[Begin Supplied material]

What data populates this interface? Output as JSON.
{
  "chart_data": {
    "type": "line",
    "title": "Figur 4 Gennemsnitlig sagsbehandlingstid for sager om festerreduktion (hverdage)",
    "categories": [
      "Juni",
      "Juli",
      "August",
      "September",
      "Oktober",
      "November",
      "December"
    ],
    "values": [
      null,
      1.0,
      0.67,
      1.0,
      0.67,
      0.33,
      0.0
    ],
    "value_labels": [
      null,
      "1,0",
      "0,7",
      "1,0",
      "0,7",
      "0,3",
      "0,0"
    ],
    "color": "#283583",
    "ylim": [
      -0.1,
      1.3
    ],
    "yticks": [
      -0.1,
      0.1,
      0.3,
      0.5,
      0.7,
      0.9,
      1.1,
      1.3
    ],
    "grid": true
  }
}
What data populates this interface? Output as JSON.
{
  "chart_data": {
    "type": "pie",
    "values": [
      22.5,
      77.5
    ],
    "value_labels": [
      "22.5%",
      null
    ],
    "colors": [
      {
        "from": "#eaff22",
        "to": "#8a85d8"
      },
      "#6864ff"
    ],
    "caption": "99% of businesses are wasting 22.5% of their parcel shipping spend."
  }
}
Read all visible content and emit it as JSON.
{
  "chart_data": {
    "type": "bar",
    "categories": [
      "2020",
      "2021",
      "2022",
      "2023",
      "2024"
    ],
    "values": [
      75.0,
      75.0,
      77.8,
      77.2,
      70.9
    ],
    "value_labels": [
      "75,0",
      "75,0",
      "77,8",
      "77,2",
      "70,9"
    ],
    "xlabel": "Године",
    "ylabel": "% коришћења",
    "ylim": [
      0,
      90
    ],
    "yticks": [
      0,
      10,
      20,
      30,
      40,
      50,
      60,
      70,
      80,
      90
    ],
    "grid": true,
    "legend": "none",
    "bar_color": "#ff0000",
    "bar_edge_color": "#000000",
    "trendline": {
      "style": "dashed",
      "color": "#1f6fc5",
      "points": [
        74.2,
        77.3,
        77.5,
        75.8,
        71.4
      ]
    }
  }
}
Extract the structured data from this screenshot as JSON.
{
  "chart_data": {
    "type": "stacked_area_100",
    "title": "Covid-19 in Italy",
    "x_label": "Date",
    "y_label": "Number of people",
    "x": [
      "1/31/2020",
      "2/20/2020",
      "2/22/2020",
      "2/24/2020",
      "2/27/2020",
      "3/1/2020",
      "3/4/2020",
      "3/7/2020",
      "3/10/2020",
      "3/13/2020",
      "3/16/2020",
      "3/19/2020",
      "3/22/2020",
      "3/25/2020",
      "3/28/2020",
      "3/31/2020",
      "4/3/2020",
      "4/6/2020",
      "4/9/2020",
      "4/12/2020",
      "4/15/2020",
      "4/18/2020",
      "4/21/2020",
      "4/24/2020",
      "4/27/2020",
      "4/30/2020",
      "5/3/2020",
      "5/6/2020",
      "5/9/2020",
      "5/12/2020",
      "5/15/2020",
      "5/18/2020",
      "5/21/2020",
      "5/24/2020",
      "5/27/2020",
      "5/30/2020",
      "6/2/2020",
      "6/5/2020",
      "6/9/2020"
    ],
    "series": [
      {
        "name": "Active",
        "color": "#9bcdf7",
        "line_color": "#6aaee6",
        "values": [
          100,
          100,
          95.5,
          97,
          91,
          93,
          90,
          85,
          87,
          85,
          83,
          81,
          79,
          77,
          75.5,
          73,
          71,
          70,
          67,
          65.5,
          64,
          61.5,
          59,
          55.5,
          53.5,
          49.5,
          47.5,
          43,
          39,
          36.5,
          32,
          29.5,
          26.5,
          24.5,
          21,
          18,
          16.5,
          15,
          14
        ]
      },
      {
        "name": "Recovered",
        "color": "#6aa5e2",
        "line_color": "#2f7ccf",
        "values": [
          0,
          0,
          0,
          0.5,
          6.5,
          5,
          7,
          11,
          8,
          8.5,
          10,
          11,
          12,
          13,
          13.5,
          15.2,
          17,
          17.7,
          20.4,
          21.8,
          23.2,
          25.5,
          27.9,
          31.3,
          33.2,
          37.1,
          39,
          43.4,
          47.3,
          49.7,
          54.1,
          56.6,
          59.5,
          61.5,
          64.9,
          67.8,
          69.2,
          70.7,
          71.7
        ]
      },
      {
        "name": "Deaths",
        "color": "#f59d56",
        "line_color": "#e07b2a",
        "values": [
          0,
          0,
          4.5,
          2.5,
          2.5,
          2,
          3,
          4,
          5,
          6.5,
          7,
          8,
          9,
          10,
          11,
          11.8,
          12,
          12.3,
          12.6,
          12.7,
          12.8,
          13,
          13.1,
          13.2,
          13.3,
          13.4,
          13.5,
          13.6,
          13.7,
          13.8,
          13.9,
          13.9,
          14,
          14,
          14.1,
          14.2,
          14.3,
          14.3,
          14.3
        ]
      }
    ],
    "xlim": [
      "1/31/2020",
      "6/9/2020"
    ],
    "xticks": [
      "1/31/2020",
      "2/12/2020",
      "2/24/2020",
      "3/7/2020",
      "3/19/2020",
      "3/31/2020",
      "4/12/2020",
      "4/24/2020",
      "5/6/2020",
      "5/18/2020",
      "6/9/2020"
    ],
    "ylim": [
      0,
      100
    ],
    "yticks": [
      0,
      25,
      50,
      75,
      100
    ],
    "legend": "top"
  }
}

[End Supplied material]

Reproduce each line from the records that contains the word "type".

    "type": "line",
    "type": "pie",
    "type": "bar",
    "type": "stacked_area_100",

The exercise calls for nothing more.